┌──
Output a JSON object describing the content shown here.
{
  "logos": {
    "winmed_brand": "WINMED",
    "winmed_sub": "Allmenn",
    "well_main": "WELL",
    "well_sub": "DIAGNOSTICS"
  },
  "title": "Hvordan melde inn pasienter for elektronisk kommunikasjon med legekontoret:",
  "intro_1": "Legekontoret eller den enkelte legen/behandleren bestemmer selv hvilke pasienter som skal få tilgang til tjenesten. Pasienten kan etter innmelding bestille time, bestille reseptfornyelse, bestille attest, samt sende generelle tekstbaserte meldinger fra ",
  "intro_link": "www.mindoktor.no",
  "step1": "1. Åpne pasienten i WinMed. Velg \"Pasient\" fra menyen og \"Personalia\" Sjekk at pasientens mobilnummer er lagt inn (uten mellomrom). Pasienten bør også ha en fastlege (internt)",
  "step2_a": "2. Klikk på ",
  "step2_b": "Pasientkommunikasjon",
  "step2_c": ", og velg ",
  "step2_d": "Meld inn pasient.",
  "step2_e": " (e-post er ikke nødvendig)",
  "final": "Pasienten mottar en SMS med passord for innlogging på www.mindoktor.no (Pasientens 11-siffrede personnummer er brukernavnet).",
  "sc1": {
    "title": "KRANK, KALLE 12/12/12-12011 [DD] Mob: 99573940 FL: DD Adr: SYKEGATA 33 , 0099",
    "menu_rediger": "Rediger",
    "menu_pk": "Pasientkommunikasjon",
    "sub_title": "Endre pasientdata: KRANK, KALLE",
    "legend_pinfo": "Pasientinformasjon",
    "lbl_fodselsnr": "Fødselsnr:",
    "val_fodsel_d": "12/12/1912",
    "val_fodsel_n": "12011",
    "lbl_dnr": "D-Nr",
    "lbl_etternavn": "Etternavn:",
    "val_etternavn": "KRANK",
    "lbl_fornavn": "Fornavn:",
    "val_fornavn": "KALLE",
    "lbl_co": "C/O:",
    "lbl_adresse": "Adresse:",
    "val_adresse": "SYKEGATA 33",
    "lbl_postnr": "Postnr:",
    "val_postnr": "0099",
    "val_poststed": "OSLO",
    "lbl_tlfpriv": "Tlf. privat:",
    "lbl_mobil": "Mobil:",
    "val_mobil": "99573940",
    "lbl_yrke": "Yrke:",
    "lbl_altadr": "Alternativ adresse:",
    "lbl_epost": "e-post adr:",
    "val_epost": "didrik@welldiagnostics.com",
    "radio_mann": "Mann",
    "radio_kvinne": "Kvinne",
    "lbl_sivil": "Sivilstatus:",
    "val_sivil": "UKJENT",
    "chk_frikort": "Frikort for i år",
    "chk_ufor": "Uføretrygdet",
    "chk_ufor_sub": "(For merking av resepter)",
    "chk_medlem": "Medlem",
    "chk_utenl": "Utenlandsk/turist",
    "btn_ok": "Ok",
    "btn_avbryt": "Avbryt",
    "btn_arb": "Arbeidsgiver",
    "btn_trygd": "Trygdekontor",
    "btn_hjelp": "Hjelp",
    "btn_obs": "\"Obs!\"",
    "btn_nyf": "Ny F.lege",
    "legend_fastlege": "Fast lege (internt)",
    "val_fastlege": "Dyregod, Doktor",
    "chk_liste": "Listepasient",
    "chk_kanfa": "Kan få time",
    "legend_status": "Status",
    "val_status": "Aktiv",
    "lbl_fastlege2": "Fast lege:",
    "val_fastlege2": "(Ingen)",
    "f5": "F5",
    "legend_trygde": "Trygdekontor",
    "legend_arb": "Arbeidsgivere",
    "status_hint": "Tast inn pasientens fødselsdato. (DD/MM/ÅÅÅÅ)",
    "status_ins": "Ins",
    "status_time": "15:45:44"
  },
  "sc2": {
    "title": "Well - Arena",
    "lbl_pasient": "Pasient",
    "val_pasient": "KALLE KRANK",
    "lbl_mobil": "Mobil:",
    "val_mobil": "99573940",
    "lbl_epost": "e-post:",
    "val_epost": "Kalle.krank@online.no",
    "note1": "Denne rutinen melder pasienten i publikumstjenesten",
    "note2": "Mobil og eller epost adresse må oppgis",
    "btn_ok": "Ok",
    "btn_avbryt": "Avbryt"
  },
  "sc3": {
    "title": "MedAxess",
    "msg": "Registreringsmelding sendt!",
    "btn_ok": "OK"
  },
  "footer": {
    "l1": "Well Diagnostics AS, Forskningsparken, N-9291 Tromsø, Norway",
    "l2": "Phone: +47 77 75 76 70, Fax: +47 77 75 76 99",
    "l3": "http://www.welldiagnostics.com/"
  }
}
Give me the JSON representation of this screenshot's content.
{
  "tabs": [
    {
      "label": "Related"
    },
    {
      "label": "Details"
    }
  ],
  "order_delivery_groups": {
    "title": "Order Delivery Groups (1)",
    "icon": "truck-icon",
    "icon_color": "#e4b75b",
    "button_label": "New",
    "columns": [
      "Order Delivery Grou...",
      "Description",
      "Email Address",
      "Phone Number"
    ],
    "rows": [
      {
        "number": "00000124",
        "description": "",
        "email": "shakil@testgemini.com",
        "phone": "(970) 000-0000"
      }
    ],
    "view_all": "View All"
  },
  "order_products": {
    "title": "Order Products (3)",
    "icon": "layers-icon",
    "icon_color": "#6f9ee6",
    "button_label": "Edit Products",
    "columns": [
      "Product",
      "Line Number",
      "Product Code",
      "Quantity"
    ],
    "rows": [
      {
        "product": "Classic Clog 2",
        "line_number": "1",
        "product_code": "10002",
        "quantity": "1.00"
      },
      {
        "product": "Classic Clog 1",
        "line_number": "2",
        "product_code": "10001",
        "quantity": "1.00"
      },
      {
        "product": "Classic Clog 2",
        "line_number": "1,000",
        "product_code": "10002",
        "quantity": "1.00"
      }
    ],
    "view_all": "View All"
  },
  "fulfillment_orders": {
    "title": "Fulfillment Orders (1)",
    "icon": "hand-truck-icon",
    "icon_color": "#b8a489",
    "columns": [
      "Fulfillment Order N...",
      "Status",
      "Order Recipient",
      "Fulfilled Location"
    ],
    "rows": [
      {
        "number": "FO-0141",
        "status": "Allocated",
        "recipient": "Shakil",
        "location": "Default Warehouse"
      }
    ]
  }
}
└──
■ What needs to be done:
Only lines holding the string "SYKEGATA" are wanted; gather each one from the entries above.

■ Answer to the problem:
    "title": "KRANK, KALLE 12/12/12-12011 [DD] Mob: 99573940 FL: DD Adr: SYKEGATA 33 , 0099",
    "val_adresse": "SYKEGATA 33",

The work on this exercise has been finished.